## REQUIRED TASK
Which lines below hold the word "kattintva"? Copy all of them.

## INFORMATION PROVIDED
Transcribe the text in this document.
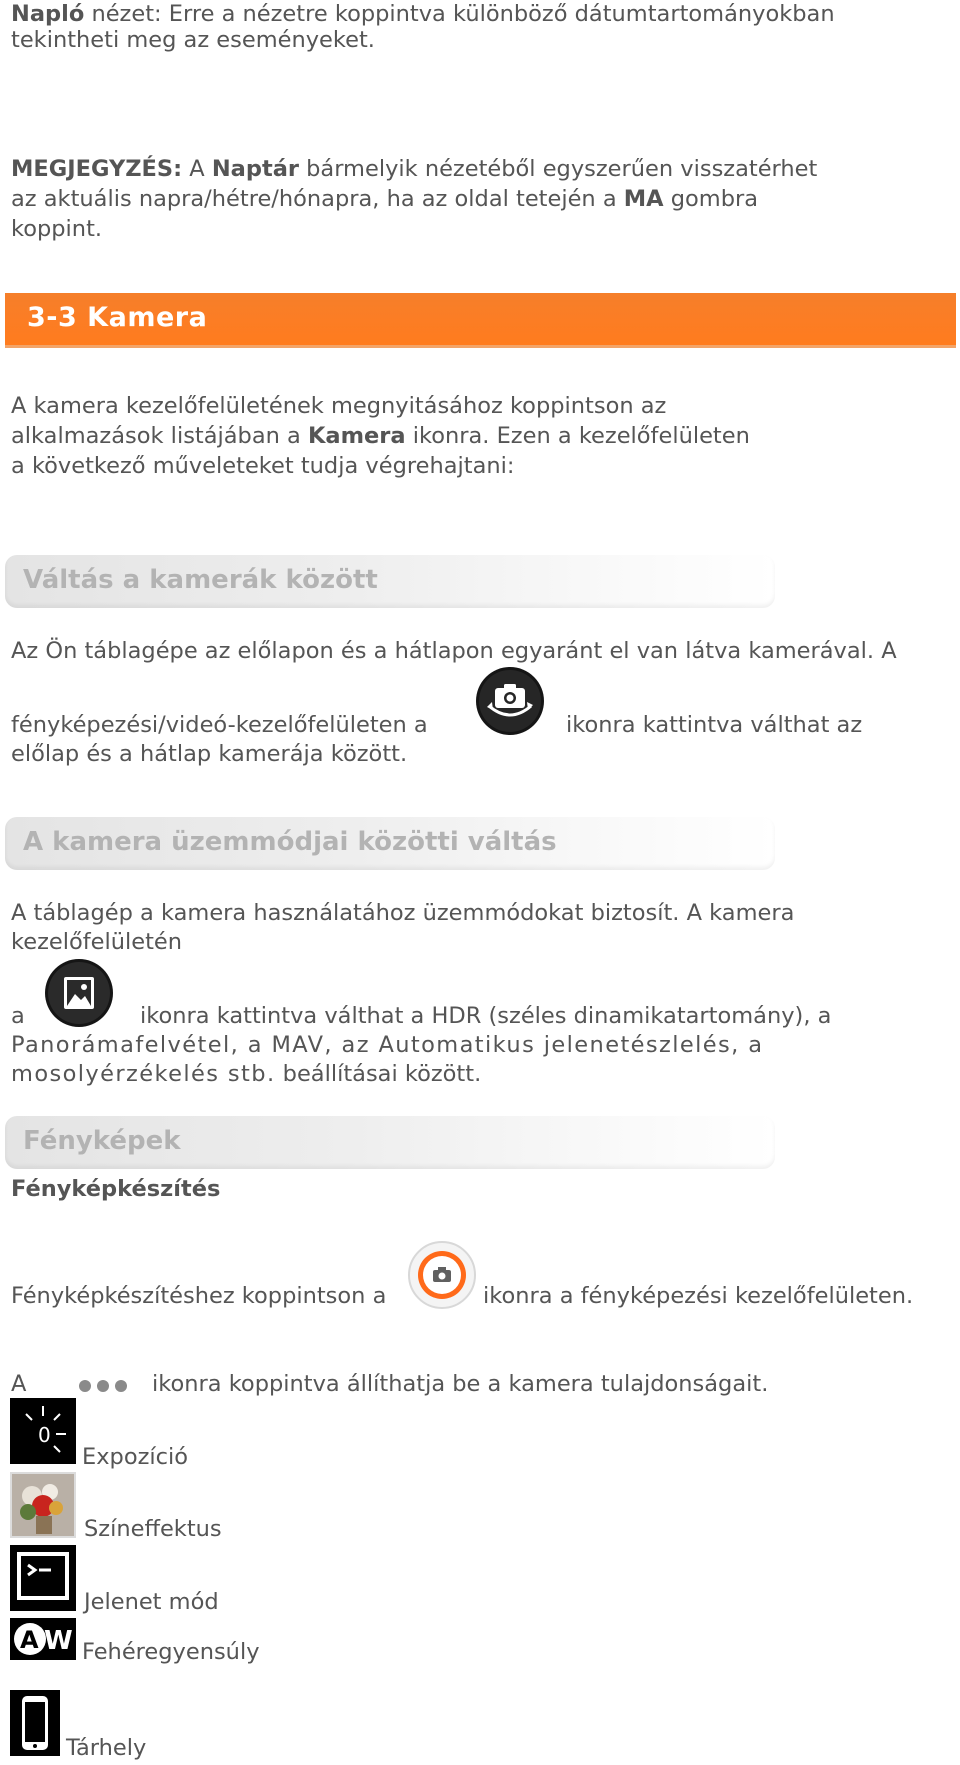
Napló nézet: Erre a nézetre koppintva különböző dátumtartományokban

tekintheti meg az eseményeket.

MEGJEGYZÉS: A Naptár bármelyik nézetéből egyszerűen visszatérhet

az aktuális napra/hétre/hónapra, ha az oldal tetején a MA gombra

koppint.

3-3 Kamera

A kamera kezelőfelületének megnyitásához koppintson az

alkalmazások listájában a Kamera ikonra. Ezen a kezelőfelületen

a következő műveleteket tudja végrehajtani:

Váltás a kamerák között

Az Ön táblagépe az előlapon és a hátlapon egyaránt el van látva kamerával. A

fényképezési/videó-kezelőfelületen a	ikonra kattintva válthat az

előlap és a hátlap kamerája között.

A kamera üzemmódjai közötti váltás

A táblagép a kamera használatához üzemmódokat biztosít. A kamera

kezelőfelületén

a	ikonra kattintva válthat a HDR (széles dinamikatartomány), a

Panorámafelvétel, a MAV, az Automatikus jelenetészlelés, a

mosolyérzékelés stb. beállításai között.

Fényképek

Fényképkészítés

Fényképkészítéshez koppintson a	ikonra a fényképezési kezelőfelületen.

A	ikonra koppintva állíthatja be a kamera tulajdonságait.

0
Expozíció
Színeffektus
Jelenet mód
A W Fehéregyensúly
Tárhely
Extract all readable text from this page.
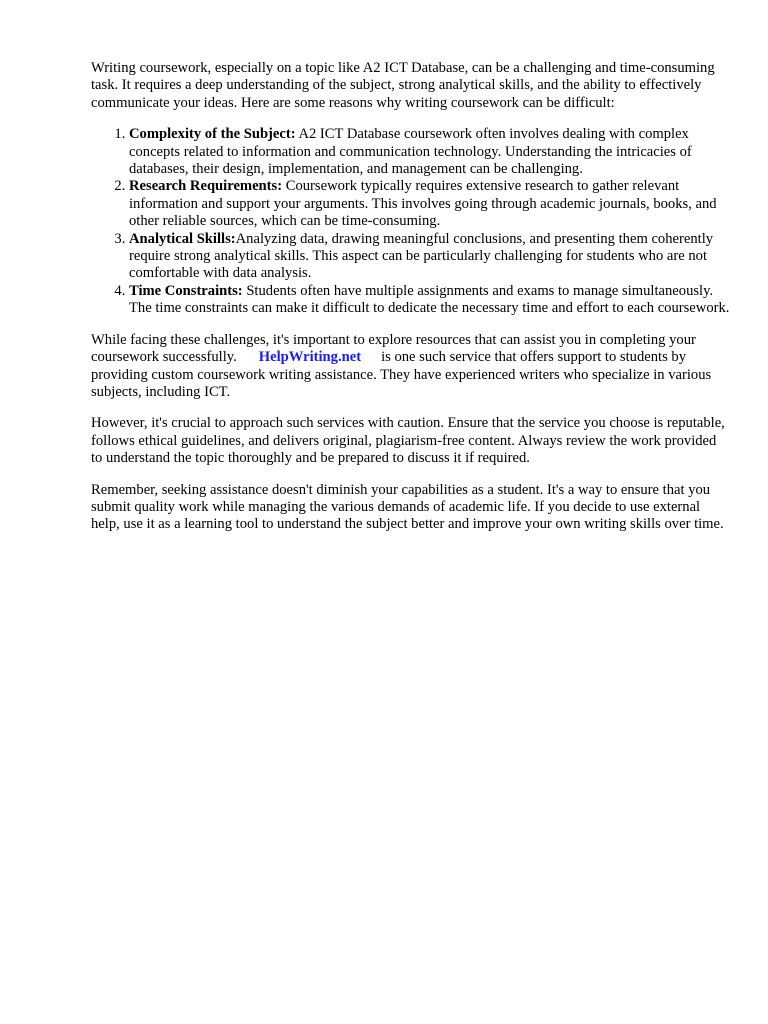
Writing coursework, especially on a topic like A2 ICT Database, can be a challenging and time-consuming task. It requires a deep understanding of the subject, strong analytical skills, and the ability to effectively communicate your ideas. Here are some reasons why writing coursework can be difficult:

1. Complexity of the Subject: A2 ICT Database coursework often involves dealing with complex concepts related to information and communication technology. Understanding the intricacies of databases, their design, implementation, and management can be challenging.
2. Research Requirements: Coursework typically requires extensive research to gather relevant information and support your arguments. This involves going through academic journals, books, and other reliable sources, which can be time-consuming.
3. Analytical Skills:Analyzing data, drawing meaningful conclusions, and presenting them coherently require strong analytical skills. This aspect can be particularly challenging for students who are not comfortable with data analysis.
4. Time Constraints: Students often have multiple assignments and exams to manage simultaneously. The time constraints can make it difficult to dedicate the necessary time and effort to each coursework.

While facing these challenges, it's important to explore resources that can assist you in completing your coursework successfully. HelpWriting.net is one such service that offers support to students by providing custom coursework writing assistance. They have experienced writers who specialize in various subjects, including ICT.

However, it's crucial to approach such services with caution. Ensure that the service you choose is reputable, follows ethical guidelines, and delivers original, plagiarism-free content. Always review the work provided to understand the topic thoroughly and be prepared to discuss it if required.

Remember, seeking assistance doesn't diminish your capabilities as a student. It's a way to ensure that you submit quality work while managing the various demands of academic life. If you decide to use external help, use it as a learning tool to understand the subject better and improve your own writing skills over time.
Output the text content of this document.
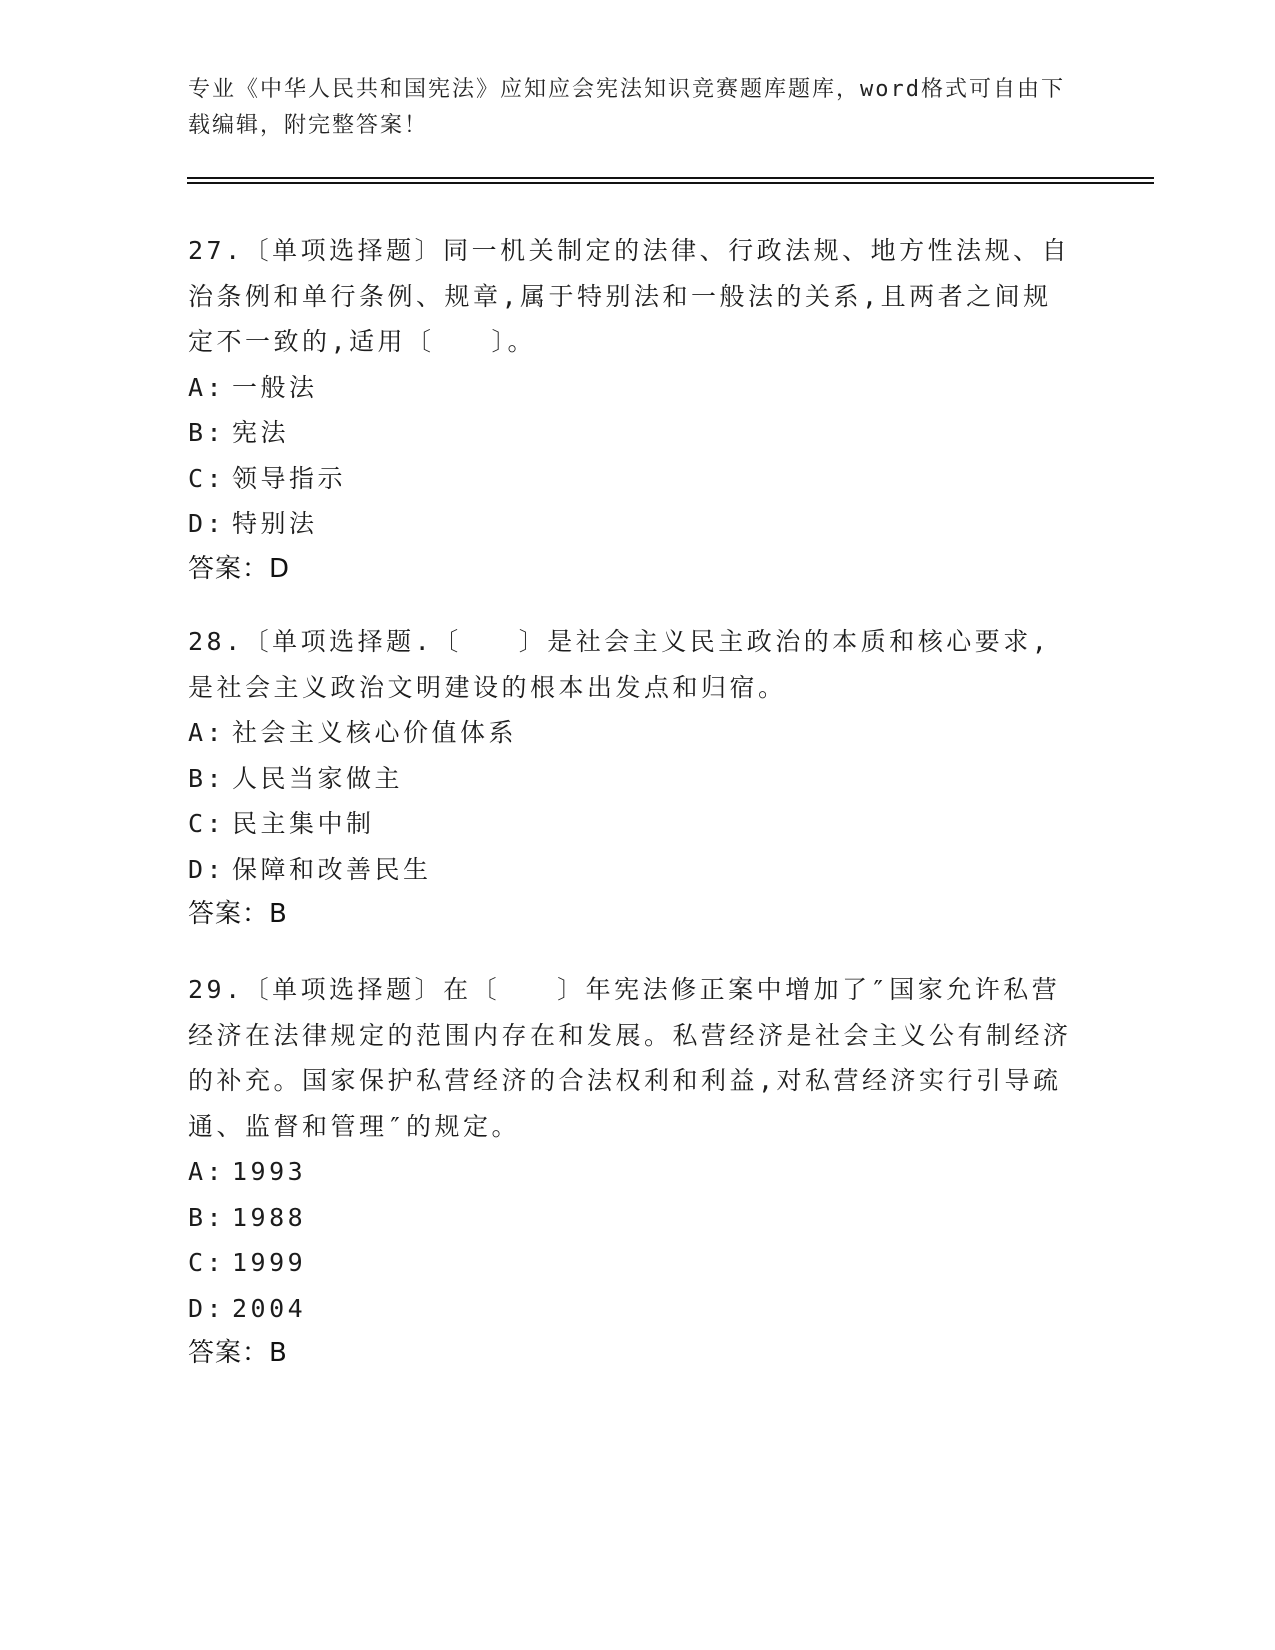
专业《中华人民共和国宪法》应知应会宪法知识竞赛题库题库，word格式可自由下载编辑，附完整答案！

27.〔单项选择题〕同一机关制定的法律、行政法规、地方性法规、自治条例和单行条例、规章,属于特别法和一般法的关系,且两者之间规定不一致的,适用〔　　〕。

A: 一般法
B: 宪法
C: 领导指示
D: 特别法
答案：D

28.〔单项选择题.〔　　〕是社会主义民主政治的本质和核心要求,是社会主义政治文明建设的根本出发点和归宿。

A: 社会主义核心价值体系
B: 人民当家做主
C: 民主集中制
D: 保障和改善民生
答案：B

29.〔单项选择题〕在〔　　〕年宪法修正案中增加了″国家允许私营经济在法律规定的范围内存在和发展。私营经济是社会主义公有制经济的补充。国家保护私营经济的合法权利和利益,对私营经济实行引导疏通、监督和管理″的规定。

A: 1993
B: 1988
C: 1999
D: 2004
答案：B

## OUTPUT FOR THIS TASK
fényképezési/videó-kezelőfelületen a	ikonra kattintva válthat az
a	ikonra kattintva válthat a HDR (széles dinamikatartomány), a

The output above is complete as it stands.